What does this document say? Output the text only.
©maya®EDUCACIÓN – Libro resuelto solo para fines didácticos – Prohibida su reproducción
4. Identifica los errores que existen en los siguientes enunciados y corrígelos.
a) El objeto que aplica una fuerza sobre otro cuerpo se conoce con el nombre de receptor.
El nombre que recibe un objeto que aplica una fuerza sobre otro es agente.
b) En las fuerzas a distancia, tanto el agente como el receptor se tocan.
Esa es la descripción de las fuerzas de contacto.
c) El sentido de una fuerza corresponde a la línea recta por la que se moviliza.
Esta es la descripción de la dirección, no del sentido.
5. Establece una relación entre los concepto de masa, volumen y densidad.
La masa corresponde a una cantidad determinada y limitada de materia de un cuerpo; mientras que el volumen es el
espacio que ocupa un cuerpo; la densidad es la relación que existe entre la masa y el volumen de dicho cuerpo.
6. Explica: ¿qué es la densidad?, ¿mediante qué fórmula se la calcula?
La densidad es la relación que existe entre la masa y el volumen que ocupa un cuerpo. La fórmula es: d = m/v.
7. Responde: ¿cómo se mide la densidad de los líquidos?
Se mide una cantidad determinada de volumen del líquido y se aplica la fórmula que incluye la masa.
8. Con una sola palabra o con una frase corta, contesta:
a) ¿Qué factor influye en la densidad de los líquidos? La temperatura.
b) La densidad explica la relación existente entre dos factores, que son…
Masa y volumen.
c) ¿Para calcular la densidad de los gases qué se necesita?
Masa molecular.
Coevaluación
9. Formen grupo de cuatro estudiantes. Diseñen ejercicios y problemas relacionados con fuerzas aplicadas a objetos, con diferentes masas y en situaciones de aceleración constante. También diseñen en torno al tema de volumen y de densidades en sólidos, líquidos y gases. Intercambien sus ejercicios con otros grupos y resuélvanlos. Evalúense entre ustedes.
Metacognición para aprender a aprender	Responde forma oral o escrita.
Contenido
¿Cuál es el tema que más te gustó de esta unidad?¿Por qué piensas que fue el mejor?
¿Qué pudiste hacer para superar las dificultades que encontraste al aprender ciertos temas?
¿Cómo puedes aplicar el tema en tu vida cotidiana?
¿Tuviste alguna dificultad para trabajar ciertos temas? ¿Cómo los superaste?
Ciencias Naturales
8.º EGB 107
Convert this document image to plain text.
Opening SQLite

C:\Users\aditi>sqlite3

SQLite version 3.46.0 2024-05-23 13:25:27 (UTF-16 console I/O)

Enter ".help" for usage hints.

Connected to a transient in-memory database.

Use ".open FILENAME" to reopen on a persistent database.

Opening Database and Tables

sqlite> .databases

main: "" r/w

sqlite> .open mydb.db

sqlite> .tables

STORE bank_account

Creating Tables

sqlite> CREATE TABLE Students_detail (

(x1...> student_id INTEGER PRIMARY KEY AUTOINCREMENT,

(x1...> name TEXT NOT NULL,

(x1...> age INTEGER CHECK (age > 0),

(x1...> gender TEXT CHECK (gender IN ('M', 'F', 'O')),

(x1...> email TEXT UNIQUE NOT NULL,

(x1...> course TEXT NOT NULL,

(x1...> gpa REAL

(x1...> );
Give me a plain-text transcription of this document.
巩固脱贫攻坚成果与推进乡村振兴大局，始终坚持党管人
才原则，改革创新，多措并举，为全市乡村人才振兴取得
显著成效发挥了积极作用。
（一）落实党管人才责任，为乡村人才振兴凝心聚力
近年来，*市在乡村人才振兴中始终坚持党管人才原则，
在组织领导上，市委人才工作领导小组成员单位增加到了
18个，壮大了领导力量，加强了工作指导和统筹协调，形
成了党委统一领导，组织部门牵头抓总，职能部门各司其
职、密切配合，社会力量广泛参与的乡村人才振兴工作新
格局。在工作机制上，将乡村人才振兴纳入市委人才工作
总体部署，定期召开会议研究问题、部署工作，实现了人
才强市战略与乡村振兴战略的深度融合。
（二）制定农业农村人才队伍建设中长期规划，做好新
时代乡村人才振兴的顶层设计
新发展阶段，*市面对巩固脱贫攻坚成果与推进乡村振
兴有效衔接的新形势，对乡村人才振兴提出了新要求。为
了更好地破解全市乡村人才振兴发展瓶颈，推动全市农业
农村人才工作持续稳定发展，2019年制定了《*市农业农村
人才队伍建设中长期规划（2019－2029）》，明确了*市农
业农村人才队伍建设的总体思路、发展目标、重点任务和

#####

> [OBJECTIVE]:
Look through the listing and extract every line with "document" in it.

> [WORKED ANSWER]:
What does this document say? Output the text only.
Convert this document image to plain text.
Give me a plain-text transcription of this document.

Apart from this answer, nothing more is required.